--- Input rows ---
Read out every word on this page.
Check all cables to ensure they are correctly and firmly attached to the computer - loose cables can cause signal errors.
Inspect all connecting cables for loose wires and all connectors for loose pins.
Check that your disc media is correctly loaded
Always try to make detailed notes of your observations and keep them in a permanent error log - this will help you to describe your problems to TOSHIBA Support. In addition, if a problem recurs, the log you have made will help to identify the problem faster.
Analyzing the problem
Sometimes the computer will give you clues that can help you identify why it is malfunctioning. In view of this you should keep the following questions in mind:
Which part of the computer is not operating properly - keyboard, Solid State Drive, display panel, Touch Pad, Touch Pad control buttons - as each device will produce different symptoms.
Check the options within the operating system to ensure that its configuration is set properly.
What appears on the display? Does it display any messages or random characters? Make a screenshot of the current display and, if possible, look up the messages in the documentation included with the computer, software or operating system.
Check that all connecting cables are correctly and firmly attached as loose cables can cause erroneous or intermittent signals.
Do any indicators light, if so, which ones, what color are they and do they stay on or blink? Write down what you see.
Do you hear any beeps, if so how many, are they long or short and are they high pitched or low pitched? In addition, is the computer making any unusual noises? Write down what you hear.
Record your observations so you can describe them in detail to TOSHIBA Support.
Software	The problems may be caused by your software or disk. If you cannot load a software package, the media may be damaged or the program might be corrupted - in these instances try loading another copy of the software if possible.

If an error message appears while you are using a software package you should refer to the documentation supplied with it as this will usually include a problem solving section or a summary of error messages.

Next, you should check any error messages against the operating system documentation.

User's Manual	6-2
---
Your task –
Repeat every line of the data, exactly and in full.

Expected output –
Read out every word on this page.
Check all cables to ensure they are correctly and firmly attached to the computer - loose cables can cause signal errors.
Inspect all connecting cables for loose wires and all connectors for loose pins.
Check that your disc media is correctly loaded
Always try to make detailed notes of your observations and keep them in a permanent error log - this will help you to describe your problems to TOSHIBA Support. In addition, if a problem recurs, the log you have made will help to identify the problem faster.
Analyzing the problem
Sometimes the computer will give you clues that can help you identify why it is malfunctioning. In view of this you should keep the following questions in mind:
Which part of the computer is not operating properly - keyboard, Solid State Drive, display panel, Touch Pad, Touch Pad control buttons - as each device will produce different symptoms.
Check the options within the operating system to ensure that its configuration is set properly.
What appears on the display? Does it display any messages or random characters? Make a screenshot of the current display and, if possible, look up the messages in the documentation included with the computer, software or operating system.
Check that all connecting cables are correctly and firmly attached as loose cables can cause erroneous or intermittent signals.
Do any indicators light, if so, which ones, what color are they and do they stay on or blink? Write down what you see.
Do you hear any beeps, if so how many, are they long or short and are they high pitched or low pitched? In addition, is the computer making any unusual noises? Write down what you hear.
Record your observations so you can describe them in detail to TOSHIBA Support.
Software	The problems may be caused by your software or disk. If you cannot load a software package, the media may be damaged or the program might be corrupted - in these instances try loading another copy of the software if possible.

If an error message appears while you are using a software package you should refer to the documentation supplied with it as this will usually include a problem solving section or a summary of error messages.

Next, you should check any error messages against the operating system documentation.

User's Manual	6-2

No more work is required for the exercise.